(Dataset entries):

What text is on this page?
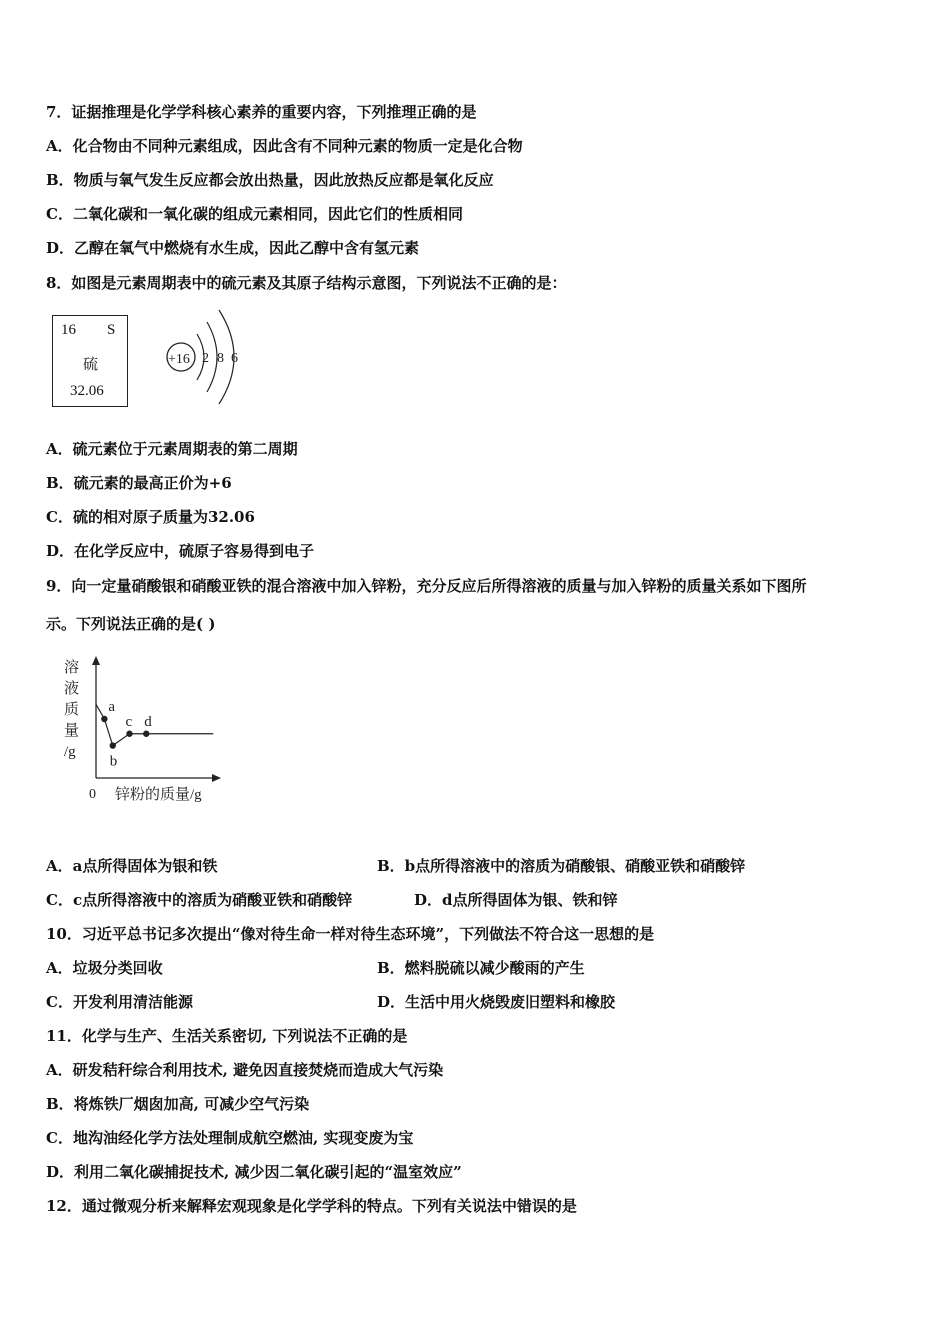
7．证据推理是化学学科核心素养的重要内容，下列推理正确的是
A．化合物由不同种元素组成，因此含有不同种元素的物质一定是化合物
B．物质与氧气发生反应都会放出热量，因此放热反应都是氧化反应
C．二氧化碳和一氧化碳的组成元素相同，因此它们的性质相同
D．乙醇在氧气中燃烧有水生成，因此乙醇中含有氢元素
8．如图是元素周期表中的硫元素及其原子结构示意图，下列说法不正确的是：
16 S
硫
32.06
+16 2 8 6
A．硫元素位于元素周期表的第二周期
B．硫元素的最高正价为+6
C．硫的相对原子质量为32.06
D．在化学反应中，硫原子容易得到电子
9．向一定量硝酸银和硝酸亚铁的混合溶液中加入锌粉，充分反应后所得溶液的质量与加入锌粉的质量关系如下图所
示。下列说法正确的是( )
溶
液
质
量
/g
0 锌粉的质量/g
a
b
c d
A．a点所得固体为银和铁	B．b点所得溶液中的溶质为硝酸银、硝酸亚铁和硝酸锌
C．c点所得溶液中的溶质为硝酸亚铁和硝酸锌	D．d点所得固体为银、铁和锌
10．习近平总书记多次提出“像对待生命一样对待生态环境”，下列做法不符合这一思想的是
A．垃圾分类回收	B．燃料脱硫以减少酸雨的产生
C．开发利用清洁能源	D．生活中用火烧毁废旧塑料和橡胶
11．化学与生产、生活关系密切, 下列说法不正确的是
A．研发秸秆综合利用技术, 避免因直接焚烧而造成大气污染
B．将炼铁厂烟囱加高, 可减少空气污染
C．地沟油经化学方法处理制成航空燃油, 实现变废为宝
D．利用二氧化碳捕捉技术, 减少因二氧化碳引起的“温室效应”
12．通过微观分析来解释宏观现象是化学学科的特点。下列有关说法中错误的是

(Set task): Quote all the records verbatim, dropping any pictures from your copy.

(Exercise solution):
What text is on this page?
7．证据推理是化学学科核心素养的重要内容，下列推理正确的是
A．化合物由不同种元素组成，因此含有不同种元素的物质一定是化合物
B．物质与氧气发生反应都会放出热量，因此放热反应都是氧化反应
C．二氧化碳和一氧化碳的组成元素相同，因此它们的性质相同
D．乙醇在氧气中燃烧有水生成，因此乙醇中含有氢元素
8．如图是元素周期表中的硫元素及其原子结构示意图，下列说法不正确的是：
16 S
硫
32.06
+16 2 8 6
A．硫元素位于元素周期表的第二周期
B．硫元素的最高正价为+6
C．硫的相对原子质量为32.06
D．在化学反应中，硫原子容易得到电子
9．向一定量硝酸银和硝酸亚铁的混合溶液中加入锌粉，充分反应后所得溶液的质量与加入锌粉的质量关系如下图所
示。下列说法正确的是( )
溶
液
质
量
/g
0 锌粉的质量/g
a
b
c d
A．a点所得固体为银和铁	B．b点所得溶液中的溶质为硝酸银、硝酸亚铁和硝酸锌
C．c点所得溶液中的溶质为硝酸亚铁和硝酸锌	D．d点所得固体为银、铁和锌
10．习近平总书记多次提出“像对待生命一样对待生态环境”，下列做法不符合这一思想的是
A．垃圾分类回收	B．燃料脱硫以减少酸雨的产生
C．开发利用清洁能源	D．生活中用火烧毁废旧塑料和橡胶
11．化学与生产、生活关系密切, 下列说法不正确的是
A．研发秸秆综合利用技术, 避免因直接焚烧而造成大气污染
B．将炼铁厂烟囱加高, 可减少空气污染
C．地沟油经化学方法处理制成航空燃油, 实现变废为宝
D．利用二氧化碳捕捉技术, 减少因二氧化碳引起的“温室效应”
12．通过微观分析来解释宏观现象是化学学科的特点。下列有关说法中错误的是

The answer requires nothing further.